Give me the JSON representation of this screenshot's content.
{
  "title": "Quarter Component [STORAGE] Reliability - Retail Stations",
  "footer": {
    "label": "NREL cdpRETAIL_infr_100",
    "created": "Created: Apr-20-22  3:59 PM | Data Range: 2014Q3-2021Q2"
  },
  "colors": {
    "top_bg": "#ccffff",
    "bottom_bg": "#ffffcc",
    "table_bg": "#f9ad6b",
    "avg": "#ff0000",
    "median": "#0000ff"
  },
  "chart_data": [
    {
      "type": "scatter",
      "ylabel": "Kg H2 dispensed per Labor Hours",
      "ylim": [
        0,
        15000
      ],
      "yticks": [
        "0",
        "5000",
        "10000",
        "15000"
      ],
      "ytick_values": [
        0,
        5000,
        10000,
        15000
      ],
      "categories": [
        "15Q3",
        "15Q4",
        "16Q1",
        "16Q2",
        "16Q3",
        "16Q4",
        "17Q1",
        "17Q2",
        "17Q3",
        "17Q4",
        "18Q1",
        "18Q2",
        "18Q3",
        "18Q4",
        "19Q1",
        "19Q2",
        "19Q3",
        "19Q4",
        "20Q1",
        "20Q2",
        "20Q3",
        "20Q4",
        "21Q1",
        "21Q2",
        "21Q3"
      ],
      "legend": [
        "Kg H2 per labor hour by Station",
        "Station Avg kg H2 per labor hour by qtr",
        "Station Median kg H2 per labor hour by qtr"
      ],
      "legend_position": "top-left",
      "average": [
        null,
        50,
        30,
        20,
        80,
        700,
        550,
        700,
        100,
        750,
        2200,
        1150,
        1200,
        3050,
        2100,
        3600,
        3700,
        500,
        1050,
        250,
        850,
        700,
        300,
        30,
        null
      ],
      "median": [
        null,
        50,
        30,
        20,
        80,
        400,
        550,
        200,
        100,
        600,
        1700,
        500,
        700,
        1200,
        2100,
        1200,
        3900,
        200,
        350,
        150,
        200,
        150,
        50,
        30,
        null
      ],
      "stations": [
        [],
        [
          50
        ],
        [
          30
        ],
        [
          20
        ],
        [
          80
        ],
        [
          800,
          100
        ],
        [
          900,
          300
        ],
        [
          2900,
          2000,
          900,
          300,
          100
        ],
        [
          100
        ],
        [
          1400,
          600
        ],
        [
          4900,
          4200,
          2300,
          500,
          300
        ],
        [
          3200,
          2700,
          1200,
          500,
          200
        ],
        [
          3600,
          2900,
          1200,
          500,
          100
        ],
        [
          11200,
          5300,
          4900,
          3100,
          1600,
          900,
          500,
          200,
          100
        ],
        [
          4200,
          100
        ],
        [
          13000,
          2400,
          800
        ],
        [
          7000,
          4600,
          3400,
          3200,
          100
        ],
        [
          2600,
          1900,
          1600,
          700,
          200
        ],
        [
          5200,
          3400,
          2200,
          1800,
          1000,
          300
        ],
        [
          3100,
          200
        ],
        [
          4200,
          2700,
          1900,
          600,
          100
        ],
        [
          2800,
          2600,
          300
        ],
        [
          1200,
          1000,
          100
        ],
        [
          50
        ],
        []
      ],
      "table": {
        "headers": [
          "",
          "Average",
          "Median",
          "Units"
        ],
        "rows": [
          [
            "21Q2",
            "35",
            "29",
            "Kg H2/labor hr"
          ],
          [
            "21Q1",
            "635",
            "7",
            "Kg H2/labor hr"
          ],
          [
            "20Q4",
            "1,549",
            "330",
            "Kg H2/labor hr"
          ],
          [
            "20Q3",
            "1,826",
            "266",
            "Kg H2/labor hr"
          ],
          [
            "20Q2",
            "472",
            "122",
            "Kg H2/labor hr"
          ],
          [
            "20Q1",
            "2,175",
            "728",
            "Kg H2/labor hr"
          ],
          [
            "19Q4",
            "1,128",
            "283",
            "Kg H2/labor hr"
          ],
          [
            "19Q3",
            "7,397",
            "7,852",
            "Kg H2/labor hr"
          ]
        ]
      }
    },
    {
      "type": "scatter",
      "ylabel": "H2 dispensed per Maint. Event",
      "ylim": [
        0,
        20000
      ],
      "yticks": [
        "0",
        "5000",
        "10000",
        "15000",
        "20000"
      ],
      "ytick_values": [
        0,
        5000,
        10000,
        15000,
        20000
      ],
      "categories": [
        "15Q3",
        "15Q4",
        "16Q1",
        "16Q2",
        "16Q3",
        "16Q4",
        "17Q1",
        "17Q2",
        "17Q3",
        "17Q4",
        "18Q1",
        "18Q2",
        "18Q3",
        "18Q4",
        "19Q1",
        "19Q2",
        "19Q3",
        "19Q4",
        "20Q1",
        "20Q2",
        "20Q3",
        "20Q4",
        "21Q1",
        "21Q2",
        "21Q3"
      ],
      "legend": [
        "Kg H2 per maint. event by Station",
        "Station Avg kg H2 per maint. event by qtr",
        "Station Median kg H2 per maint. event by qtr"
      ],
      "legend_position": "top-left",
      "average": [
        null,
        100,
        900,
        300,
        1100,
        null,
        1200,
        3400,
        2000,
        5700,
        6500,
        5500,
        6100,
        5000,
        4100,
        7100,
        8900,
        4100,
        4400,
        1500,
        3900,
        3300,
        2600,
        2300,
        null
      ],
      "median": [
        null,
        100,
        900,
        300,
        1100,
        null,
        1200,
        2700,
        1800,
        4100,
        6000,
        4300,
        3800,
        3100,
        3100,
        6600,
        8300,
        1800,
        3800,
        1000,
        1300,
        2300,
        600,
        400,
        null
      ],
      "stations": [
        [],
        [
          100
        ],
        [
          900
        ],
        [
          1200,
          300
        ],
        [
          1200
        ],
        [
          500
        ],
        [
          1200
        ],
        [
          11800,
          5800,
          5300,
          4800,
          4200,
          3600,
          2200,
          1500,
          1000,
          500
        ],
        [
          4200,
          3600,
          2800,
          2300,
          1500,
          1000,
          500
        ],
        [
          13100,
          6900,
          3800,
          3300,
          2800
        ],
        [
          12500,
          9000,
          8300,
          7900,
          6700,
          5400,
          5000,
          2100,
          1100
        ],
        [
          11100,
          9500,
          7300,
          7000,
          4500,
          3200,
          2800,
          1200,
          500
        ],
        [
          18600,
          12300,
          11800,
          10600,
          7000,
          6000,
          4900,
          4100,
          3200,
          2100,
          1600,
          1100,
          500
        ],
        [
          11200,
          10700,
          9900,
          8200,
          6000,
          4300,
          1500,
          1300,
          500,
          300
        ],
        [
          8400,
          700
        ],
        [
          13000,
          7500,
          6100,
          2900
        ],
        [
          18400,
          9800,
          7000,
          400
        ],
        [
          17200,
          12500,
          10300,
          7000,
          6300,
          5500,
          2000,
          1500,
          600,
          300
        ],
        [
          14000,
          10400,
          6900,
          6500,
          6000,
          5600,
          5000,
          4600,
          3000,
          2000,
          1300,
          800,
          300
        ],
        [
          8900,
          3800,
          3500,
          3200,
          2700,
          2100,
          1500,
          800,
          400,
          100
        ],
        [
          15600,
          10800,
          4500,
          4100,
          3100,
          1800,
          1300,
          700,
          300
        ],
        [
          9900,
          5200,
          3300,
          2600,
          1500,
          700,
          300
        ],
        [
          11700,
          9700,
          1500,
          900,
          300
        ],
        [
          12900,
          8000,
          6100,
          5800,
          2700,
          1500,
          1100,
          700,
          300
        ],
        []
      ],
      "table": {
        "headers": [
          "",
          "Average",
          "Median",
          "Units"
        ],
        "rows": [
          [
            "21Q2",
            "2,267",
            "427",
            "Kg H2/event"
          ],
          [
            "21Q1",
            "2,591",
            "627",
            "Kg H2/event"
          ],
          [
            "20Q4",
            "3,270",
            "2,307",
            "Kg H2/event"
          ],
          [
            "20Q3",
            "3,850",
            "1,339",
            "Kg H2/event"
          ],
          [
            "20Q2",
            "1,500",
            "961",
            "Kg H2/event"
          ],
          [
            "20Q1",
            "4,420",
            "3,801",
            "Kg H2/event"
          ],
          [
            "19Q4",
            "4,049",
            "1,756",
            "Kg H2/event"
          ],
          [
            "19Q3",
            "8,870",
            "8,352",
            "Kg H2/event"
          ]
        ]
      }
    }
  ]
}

□ □ □ □ □ □ □

● Task: Count the lines of these entries that hold the string "ylabel", and give only that number.

● Exercise output: 2